» **O que fazer**: Transcreva sem alterações o trecho do texto sobre Anita Malfatti que começa em "A repercussão da" e termina em "de Arte Moderna.".

» **Texto fornecido**:
# # # # #

Após a morte do pai, a mãe de Anita passou a dar aulas de línguas e pintura para sustentar a família. Foi com a mãe que Malfatti aprendeu as primeiras técnicas. Em 1910 foi estudar na Alemanha no ateliê de Fritz Burger e na Academia Real de Belas Artes em Berlim, onde investigava especialmente o expressionismo.
Malfatti volta ao Brasil em 1914 e realiza uma exposição na Casa Mappin, e em 1915 vai para Nova Iorque estudar na Arts Students League e na Independent School of Art com Homer Boss, grande nome do expressionismo na época.
De volta ao Brasil em 1917, Anita Malfatti realizou uma exposição com 53 trabalhos que incluíam pinturas, aquarelas e gravuras, acentuando a sua influência expressionista. No entanto, a arte de Anita Malfatti foi muito impactante para os padrões da época.
A repercussão da exposição foi intensa. Monteiro Lobato, que era crítico de arte do jornal O Estado de São Paulo, publicou o artigo A Propósito da Exposição Malfatti, também conhecido por “Paranóia ou Mistificação?”, criticando com veemência a arte moderna e as obras da artista.
A crítica do escritor foi o estopim para o movimento modernista no Brasil, levando nomes como Mário de Andrade e Oswald de Andrade a agirem em defesa do movimento artístico. Nesse momento surge a ideia da realização da Semana de Arte Moderna.

# # # # #

» **Listagem**:
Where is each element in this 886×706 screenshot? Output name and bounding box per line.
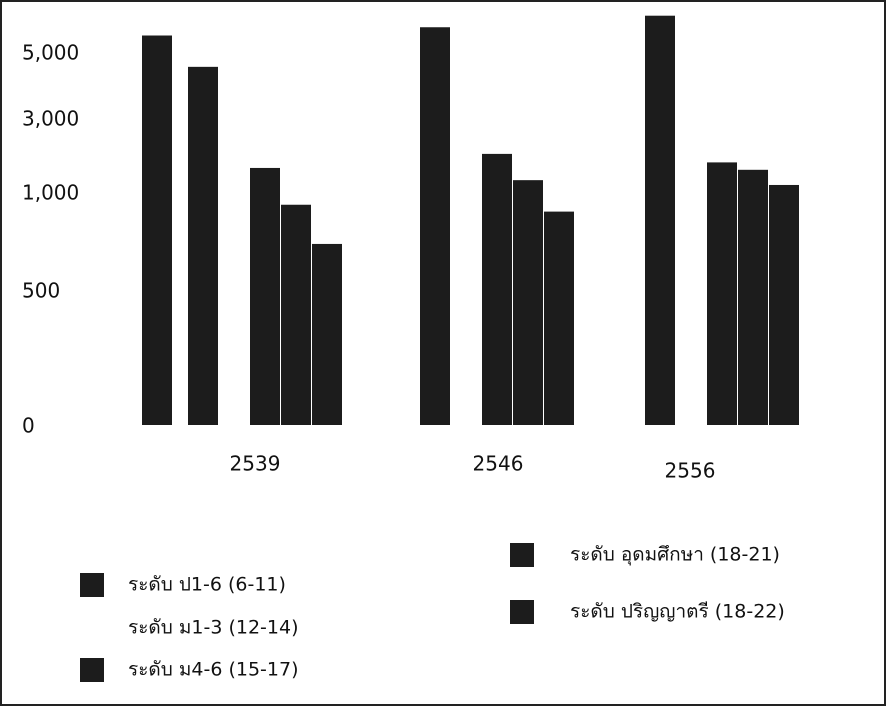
x-tick-label: 2556 [665,459,716,483]
bar [250,168,280,425]
y-tick-label: 1,000 [22,181,79,205]
bar [769,185,799,425]
legend-label: ระดับ ปริญญาตรี (18-22) [570,601,785,623]
y-tick-label: 0 [22,414,35,438]
legend-swatch [80,658,104,682]
y-tick-label: 3,000 [22,107,79,131]
legend-swatch [510,543,534,567]
bar [482,154,512,425]
bar [513,180,543,425]
bar [738,170,768,425]
bar [142,36,172,426]
x-tick-label: 2539 [230,452,281,476]
legend-swatch [510,600,534,624]
bar [281,205,311,425]
legend-swatch [80,573,104,597]
bar [420,27,450,425]
legend-label: ระดับ ป1-6 (6-11) [128,574,286,596]
x-tick-label: 2546 [473,452,524,476]
y-tick-label: 5,000 [22,41,79,65]
bar [312,244,342,425]
bar [188,67,218,425]
bar [707,162,737,425]
legend-label: ระดับ อุดมศึกษา (18-21) [570,544,780,567]
chart: 0 500 1,000 3,000 5,000 2539 2546 2556 ระดับ ป1-… [0,0,886,706]
bar [645,16,675,425]
y-tick-label: 500 [22,279,60,303]
legend-label: ระดับ ม4-6 (15-17) [128,659,298,681]
bar [544,212,574,425]
legend-label: ระดับ ม1-3 (12-14) [128,617,298,639]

# # # # #

» **Resposta**:
A repercussão da exposição foi intensa. Monteiro Lobato, que era crítico de arte do jornal O Estado de São Paulo, publicou o artigo A Propósito da Exposição Malfatti, também conhecido por “Paranóia ou Mistificação?”, criticando com veemência a arte moderna e as obras da artista.
A crítica do escritor foi o estopim para o movimento modernista no Brasil, levando nomes como Mário de Andrade e Oswald de Andrade a agirem em defesa do movimento artístico. Nesse momento surge a ideia da realização da Semana de Arte Moderna.